Extracted text
★ ★ ★

How-To Spec-driven workflows Beginner 1081006HOWTO-1081006

HOWTO-1081006Spec-driven workflowsBeginner

This guide shows you how to use .specdd/bootstrap.local.md for personal or machine-specific spec-driven development preferences without changing the shared project contract.

The local bootstrap file is useful because not every working preference belongs in Git. It is also risky if it starts overriding team rules, product behavior, or write authority. Keep it local, narrow, and non-authoritative over shared contracts.

Short answer

Put personal and machine-specific preferences in .specdd/bootstrap.local.md. Use it for local workflow notes, local tool paths, or personal reporting preferences. Do not use it for team conventions, durable product behavior, security exceptions, or broader edit authority. Keep it out of shared commits.

When to use this guide

Use this guide when:

Background

The bootstrap load order is:

.specdd/bootstrap.md
-> .specdd/bootstrap.project.md
-> .specdd/bootstrap.local.md

Later files may add local context or narrow behavior, but they must not silently weaken project contracts, inherited constraints, or write authority. That rule matters most for bootstrap.local.md because it is personal to one operator or environment.

★ ★ ★

What is expected
Retype the part of the bootstrap guide that begins at the words "The local bootstrap" and stops after "over shared contracts.". The records are not needed here.

★ ★ ★

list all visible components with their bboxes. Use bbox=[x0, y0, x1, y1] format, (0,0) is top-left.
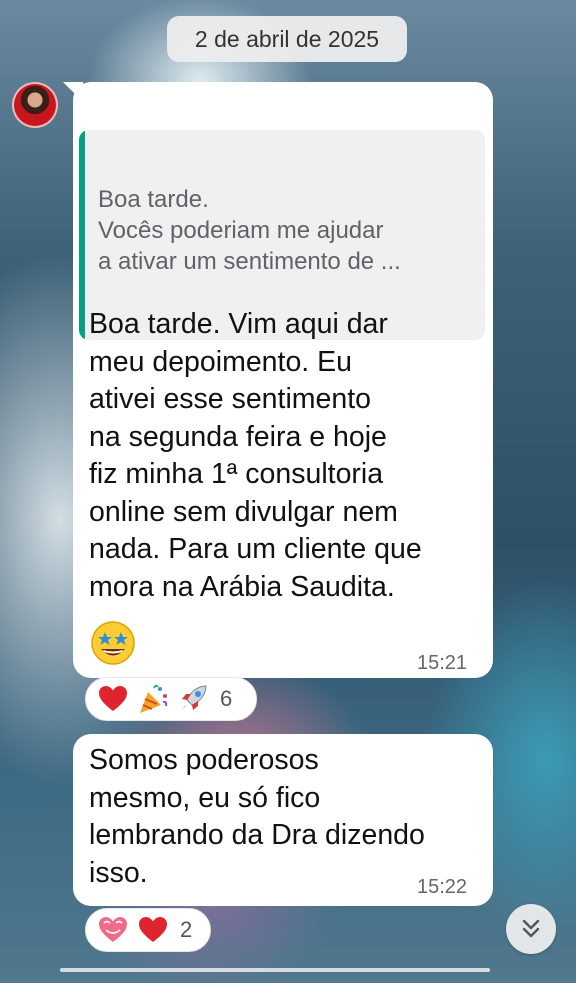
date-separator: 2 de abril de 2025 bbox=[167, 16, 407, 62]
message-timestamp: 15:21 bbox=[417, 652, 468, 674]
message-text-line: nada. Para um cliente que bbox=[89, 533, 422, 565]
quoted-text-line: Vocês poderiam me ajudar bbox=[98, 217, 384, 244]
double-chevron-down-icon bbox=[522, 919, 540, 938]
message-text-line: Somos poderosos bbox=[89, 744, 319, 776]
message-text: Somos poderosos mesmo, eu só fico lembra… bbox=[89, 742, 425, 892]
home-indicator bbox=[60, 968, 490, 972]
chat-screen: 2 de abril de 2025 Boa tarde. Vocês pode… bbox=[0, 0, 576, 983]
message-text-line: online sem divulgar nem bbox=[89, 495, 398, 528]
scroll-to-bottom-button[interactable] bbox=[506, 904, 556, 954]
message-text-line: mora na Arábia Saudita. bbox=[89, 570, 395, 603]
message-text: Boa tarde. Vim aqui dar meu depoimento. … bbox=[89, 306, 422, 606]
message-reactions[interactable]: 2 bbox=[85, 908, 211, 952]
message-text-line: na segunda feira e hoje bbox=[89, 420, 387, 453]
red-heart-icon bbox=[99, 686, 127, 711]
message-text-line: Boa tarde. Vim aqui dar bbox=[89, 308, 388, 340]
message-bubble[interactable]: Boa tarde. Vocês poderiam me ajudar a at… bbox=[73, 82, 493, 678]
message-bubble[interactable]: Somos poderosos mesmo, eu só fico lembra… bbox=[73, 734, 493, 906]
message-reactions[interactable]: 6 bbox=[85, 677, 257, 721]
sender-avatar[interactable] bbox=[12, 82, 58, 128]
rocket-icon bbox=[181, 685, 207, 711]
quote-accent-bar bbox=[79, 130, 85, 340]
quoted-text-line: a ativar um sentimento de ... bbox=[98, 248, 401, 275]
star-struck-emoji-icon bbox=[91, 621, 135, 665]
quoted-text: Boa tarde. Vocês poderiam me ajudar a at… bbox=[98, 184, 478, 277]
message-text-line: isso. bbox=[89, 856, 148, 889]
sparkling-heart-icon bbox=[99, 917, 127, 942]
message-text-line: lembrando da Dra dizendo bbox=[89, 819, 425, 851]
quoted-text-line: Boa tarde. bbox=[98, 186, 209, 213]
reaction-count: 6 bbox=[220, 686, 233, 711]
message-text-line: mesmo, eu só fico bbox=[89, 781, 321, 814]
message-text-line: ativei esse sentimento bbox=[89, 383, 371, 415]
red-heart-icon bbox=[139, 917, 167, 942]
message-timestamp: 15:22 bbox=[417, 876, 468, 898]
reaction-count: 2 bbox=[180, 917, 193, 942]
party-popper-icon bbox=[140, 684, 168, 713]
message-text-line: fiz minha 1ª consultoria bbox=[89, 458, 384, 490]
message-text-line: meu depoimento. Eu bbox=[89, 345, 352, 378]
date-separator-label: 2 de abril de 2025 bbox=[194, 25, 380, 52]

★ ★ ★

Solution
The local bootstrap file is useful because not every working preference belongs in Git. It is also risky if it starts overriding team rules, product behavior, or write authority. Keep it local, narrow, and non-authoritative over shared contracts.